**Records about charts and figures:**
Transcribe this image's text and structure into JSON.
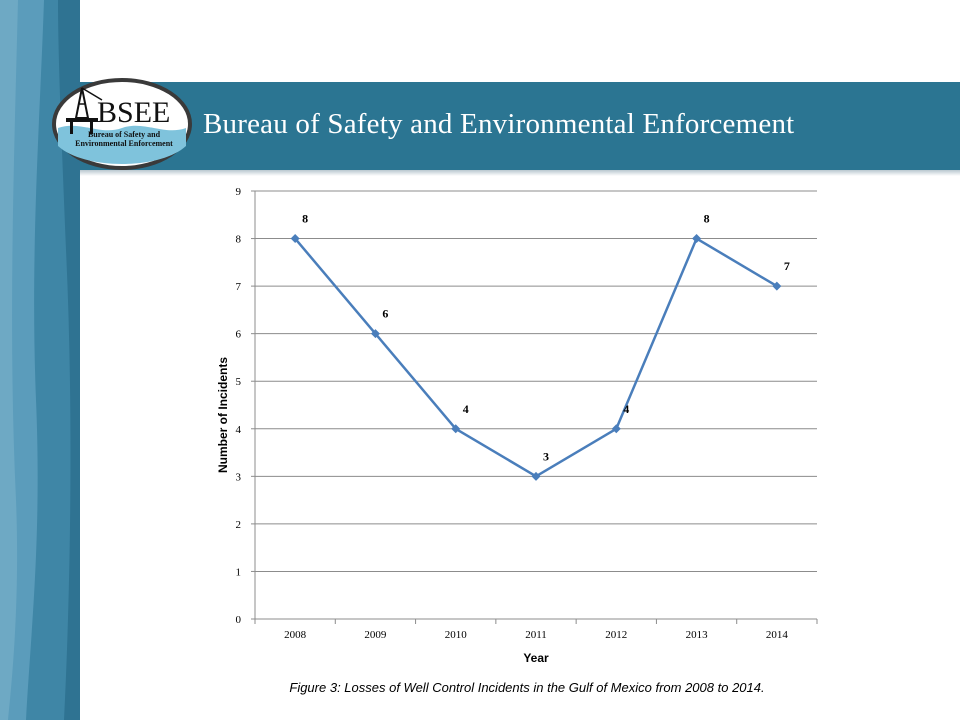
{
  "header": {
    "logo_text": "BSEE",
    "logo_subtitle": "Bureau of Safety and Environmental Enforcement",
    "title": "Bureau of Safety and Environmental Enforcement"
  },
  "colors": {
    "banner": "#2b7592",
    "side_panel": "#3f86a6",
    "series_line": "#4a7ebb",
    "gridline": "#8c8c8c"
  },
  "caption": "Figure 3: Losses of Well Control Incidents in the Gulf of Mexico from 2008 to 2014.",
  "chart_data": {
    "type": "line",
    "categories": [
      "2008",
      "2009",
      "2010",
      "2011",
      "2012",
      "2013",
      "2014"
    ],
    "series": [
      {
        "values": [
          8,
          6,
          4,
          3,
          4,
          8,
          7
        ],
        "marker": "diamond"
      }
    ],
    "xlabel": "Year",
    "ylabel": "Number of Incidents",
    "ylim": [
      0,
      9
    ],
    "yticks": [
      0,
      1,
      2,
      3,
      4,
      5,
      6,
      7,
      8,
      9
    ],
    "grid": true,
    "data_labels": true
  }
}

**TASK BRIEF:**
Gather from the data above every line with the string "Bureau".

**EXERCISE RESPONSE:**
    "logo_subtitle": "Bureau of Safety and Environmental Enforcement",
    "title": "Bureau of Safety and Environmental Enforcement"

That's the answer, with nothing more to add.